● **Excerpted passage**:
== Segment start ==

5. Generate a Certificate Signing Request (CSR)

   # enter detailed information when necessary (please make sure you enter COMMON NAME)
   openssl req -new -key localhost.key -addext "subjectAltName = DNS:localhost" -out localhost.csr
   # optional: inspect the csr (note: while inspecting, make sure your Signature Algorithm is not MD5 which is not accepted by many sites, upgrade your openssl if necessary)
   openssl req -in localhost.csr -noout -text

6. Sign the domain certificate

   openssl x509 -req -in localhost.csr -CA ca.crt -CAkey ca.key -CAcreateserial -extfile <(printf "subjectAltName=DNS:localhost") -out localhost.crt
   # optional: to exam the output crt
   openssl x509 -in localhost.crt -noout -text

7. Create another file that contains the domain certificate and the ca certificate

   cat localhost.crt ca.crt > localhost.bundle.crt

Client

8. Generate an RSA key for the client

   openssl genrsa -out client_0.key 2048

9. Generate a Certificate Signing Request (CSR), please note that the SAN extension is NECESSARY

   # enter detailed information when necessary (please make sure you enter COMMON NAME)
   openssl req -new -key client_0.key -addext "subjectAltName = DNS:localhost" -out client_0.csr

10. Use CA key to sign it

    openssl x509 -req -in client_0.csr -CA ca.crt -CAkey ca.key -CAcreateserial -extfile <(printf "subjectAltName=DNS:localhost") -out client_0.crt

11. Generate pem file to test with curl & browser

    # generate pem file
    cat client_0.crt client_0.key > client_0.pem
    # optional: test command (after starting the server) using .pem file
    curl -L  https://localhost:3030/ --cacert ca.crt --cert client_0.pem -v
    # generate cert file to use with browser (setting password to be 123456 for example)

== Segment end ==

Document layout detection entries
== Segment start ==

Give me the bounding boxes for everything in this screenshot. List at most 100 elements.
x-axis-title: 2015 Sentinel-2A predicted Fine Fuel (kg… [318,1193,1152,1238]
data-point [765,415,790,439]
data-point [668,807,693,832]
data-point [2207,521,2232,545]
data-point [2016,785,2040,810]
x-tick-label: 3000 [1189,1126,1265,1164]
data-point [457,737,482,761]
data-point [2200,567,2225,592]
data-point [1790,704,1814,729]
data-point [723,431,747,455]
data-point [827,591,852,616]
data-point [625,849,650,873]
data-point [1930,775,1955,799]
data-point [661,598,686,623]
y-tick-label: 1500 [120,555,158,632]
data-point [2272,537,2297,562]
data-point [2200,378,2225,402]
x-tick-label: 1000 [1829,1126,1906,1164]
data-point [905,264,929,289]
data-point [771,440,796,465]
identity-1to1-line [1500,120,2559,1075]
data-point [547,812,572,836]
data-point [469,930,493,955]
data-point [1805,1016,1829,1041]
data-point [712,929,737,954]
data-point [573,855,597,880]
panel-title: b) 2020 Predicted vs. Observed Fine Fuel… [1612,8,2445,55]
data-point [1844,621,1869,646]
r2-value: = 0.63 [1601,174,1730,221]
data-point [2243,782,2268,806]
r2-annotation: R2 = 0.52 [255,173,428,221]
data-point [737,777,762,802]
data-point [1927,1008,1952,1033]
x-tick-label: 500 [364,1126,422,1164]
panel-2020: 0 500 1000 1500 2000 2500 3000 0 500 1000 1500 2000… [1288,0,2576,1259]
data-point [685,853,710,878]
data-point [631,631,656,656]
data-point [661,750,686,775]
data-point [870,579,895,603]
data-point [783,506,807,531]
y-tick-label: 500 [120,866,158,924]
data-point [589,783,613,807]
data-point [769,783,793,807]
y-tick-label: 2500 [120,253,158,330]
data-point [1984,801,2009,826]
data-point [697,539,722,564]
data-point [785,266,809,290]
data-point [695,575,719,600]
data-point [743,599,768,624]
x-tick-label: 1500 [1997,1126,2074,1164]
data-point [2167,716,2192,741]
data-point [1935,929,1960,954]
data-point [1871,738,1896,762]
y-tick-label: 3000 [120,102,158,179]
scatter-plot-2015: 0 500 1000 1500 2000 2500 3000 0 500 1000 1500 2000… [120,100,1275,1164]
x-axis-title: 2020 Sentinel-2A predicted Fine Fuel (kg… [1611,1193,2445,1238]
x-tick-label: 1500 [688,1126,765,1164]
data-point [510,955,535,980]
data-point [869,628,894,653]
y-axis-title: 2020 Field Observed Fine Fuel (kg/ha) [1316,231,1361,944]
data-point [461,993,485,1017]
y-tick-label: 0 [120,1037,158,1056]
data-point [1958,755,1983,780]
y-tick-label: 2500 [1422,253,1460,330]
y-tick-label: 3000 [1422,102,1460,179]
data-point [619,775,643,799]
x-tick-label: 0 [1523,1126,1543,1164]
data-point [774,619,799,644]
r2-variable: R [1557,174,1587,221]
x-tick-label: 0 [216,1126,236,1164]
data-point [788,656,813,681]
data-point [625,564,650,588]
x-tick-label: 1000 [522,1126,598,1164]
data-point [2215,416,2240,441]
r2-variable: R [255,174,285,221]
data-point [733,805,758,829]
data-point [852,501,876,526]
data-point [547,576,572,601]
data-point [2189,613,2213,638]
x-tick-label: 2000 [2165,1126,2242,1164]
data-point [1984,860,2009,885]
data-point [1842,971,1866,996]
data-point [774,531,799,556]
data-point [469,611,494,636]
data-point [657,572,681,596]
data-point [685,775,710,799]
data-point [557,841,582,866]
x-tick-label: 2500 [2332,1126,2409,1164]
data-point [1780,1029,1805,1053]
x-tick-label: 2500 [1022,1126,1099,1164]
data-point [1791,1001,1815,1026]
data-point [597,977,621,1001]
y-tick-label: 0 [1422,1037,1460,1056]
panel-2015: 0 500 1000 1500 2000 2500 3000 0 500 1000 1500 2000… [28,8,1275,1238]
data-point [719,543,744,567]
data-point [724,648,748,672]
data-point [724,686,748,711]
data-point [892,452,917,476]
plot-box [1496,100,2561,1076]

== Segment end ==

● **Exercise tasks**:
- 1) In the certificate walkthrough, which signature algorithm should a CSR not use?
- 2) Rewrite the certificate walkthrough from "openssl x509 -req -in client_0.csr" to "123456 for example)", putting "client_1.pem" wherever "client_0.pem" appears.
- 3) Continue the certificate walkthrough from its last line.
The entries have no role in this work.

● **Expected responses**:
- 1) MD5

- 2)
openssl x509 -req -in client_0.csr -CA ca.crt -CAkey ca.key -CAcreateserial -extfile <(printf "subjectAltName=DNS:localhost") -out client_0.crt

11. Generate pem file to test with curl & browser

    # generate pem file
    cat client_0.crt client_0.key > client_1.pem
    # optional: test command (after starting the server) using .pem file
    curl -L  https://localhost:3030/ --cacert ca.crt --cert client_1.pem -v
    # generate cert file to use with browser (setting password to be 123456 for example)

- 3)
    openssl pkcs12 -export -in client_0.pem -out client_0.p12 -name "client_0"
    # optional: test command (after starting the server) using .p12 file
    curl -L  https://localhost:3030/ --cacert ca.crt --cert-type P12 --cert client_0.p12:123456 -v

Optional

12. Create certificates for more clients

    export CLIENT_NAME=client_1
    openssl genrsa -out ${CLIENT_NAME}.key 2048
    openssl req -new -key ${CLIENT_NAME}.key -addext "subjectAltName = DNS:localhost" -out ${CLIENT_NAME}.csr

    # after answering the prompt above
    openssl x509 -req -in ${CLIENT_NAME}.csr -CA ca.crt -CAkey ca.key -CAcreateserial -extfile <(printf "subjectAltName=DNS:localhost") -out ${CLIENT_NAME}.crt
    cat ${CLIENT_NAME}.crt ${CLIENT_NAME}.key > ${CLIENT_NAME}.pem
    openssl pkcs12 -export -in ${CLIENT_NAME}.pem -out ${CLIENT_NAME}.p12 -name "${CLIENT_NAME}"
    # enter a password (e.g. 123456 (plz don't use weak password in real-world deployment))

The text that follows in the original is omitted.